### [WHAT IS BEING ASKED]
Take the data that follows and retype it word for word.

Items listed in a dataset
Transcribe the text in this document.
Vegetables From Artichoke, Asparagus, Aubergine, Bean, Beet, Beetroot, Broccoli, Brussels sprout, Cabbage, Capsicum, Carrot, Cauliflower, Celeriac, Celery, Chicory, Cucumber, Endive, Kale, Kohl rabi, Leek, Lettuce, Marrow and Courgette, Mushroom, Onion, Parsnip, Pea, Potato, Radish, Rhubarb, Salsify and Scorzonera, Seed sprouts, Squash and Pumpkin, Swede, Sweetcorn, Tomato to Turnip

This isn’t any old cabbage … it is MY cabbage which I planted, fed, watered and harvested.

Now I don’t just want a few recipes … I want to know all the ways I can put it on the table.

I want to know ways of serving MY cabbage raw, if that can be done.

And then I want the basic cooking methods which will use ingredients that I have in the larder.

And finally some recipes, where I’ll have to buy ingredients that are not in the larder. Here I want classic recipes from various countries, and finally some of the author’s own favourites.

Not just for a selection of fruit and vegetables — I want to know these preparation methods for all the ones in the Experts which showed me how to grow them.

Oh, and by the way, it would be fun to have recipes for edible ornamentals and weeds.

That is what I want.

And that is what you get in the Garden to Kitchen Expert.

### [PROBLEM SOLUTION]
Transcribe the text in this document.
Vegetables From Artichoke, Asparagus, Aubergine, Bean, Beet, Beetroot, Broccoli, Brussels sprout, Cabbage, Capsicum, Carrot, Cauliflower, Celeriac, Celery, Chicory, Cucumber, Endive, Kale, Kohl rabi, Leek, Lettuce, Marrow and Courgette, Mushroom, Onion, Parsnip, Pea, Potato, Radish, Rhubarb, Salsify and Scorzonera, Seed sprouts, Squash and Pumpkin, Swede, Sweetcorn, Tomato to Turnip

This isn’t any old cabbage … it is MY cabbage which I planted, fed, watered and harvested.

Now I don’t just want a few recipes … I want to know all the ways I can put it on the table.

I want to know ways of serving MY cabbage raw, if that can be done.

And then I want the basic cooking methods which will use ingredients that I have in the larder.

And finally some recipes, where I’ll have to buy ingredients that are not in the larder. Here I want classic recipes from various countries, and finally some of the author’s own favourites.

Not just for a selection of fruit and vegetables — I want to know these preparation methods for all the ones in the Experts which showed me how to grow them.

Oh, and by the way, it would be fun to have recipes for edible ornamentals and weeds.

That is what I want.

And that is what you get in the Garden to Kitchen Expert.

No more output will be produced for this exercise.